Extracted data entries:
□ □ □ □

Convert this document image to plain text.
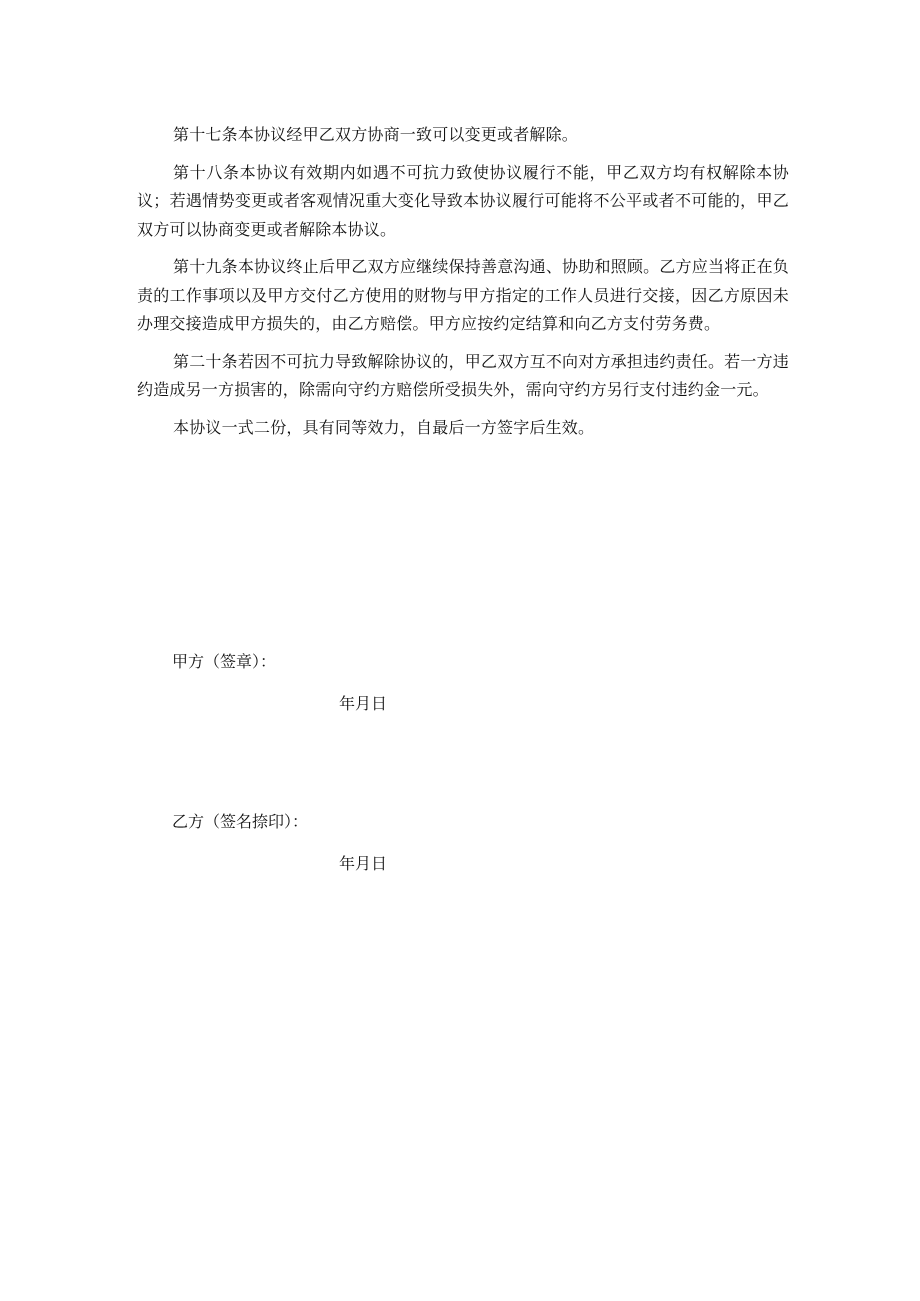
第十七条本协议经甲乙双方协商一致可以变更或者解除。

第十八条本协议有效期内如遇不可抗力致使协议履行不能，甲乙双方均有权解除本协议；若遇情势变更或者客观情况重大变化导致本协议履行可能将不公平或者不可能的，甲乙双方可以协商变更或者解除本协议。

第十九条本协议终止后甲乙双方应继续保持善意沟通、协助和照顾。乙方应当将正在负责的工作事项以及甲方交付乙方使用的财物与甲方指定的工作人员进行交接，因乙方原因未办理交接造成甲方损失的，由乙方赔偿。甲方应按约定结算和向乙方支付劳务费。

第二十条若因不可抗力导致解除协议的，甲乙双方互不向对方承担违约责任。若一方违约造成另一方损害的，除需向守约方赔偿所受损失外，需向守约方另行支付违约金一元。

本协议一式二份，具有同等效力，自最后一方签字后生效。

甲方（签章）：
年月日
乙方（签名捺印）：
年月日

□ □ □ □

§ **Description of the task**
Quote each entry above verbatim and drop the pictures.

§ **Solved exercise**
Convert this document image to plain text.
第十七条本协议经甲乙双方协商一致可以变更或者解除。

第十八条本协议有效期内如遇不可抗力致使协议履行不能，甲乙双方均有权解除本协议；若遇情势变更或者客观情况重大变化导致本协议履行可能将不公平或者不可能的，甲乙双方可以协商变更或者解除本协议。

第十九条本协议终止后甲乙双方应继续保持善意沟通、协助和照顾。乙方应当将正在负责的工作事项以及甲方交付乙方使用的财物与甲方指定的工作人员进行交接，因乙方原因未办理交接造成甲方损失的，由乙方赔偿。甲方应按约定结算和向乙方支付劳务费。

第二十条若因不可抗力导致解除协议的，甲乙双方互不向对方承担违约责任。若一方违约造成另一方损害的，除需向守约方赔偿所受损失外，需向守约方另行支付违约金一元。

本协议一式二份，具有同等效力，自最后一方签字后生效。

甲方（签章）：
年月日
乙方（签名捺印）：
年月日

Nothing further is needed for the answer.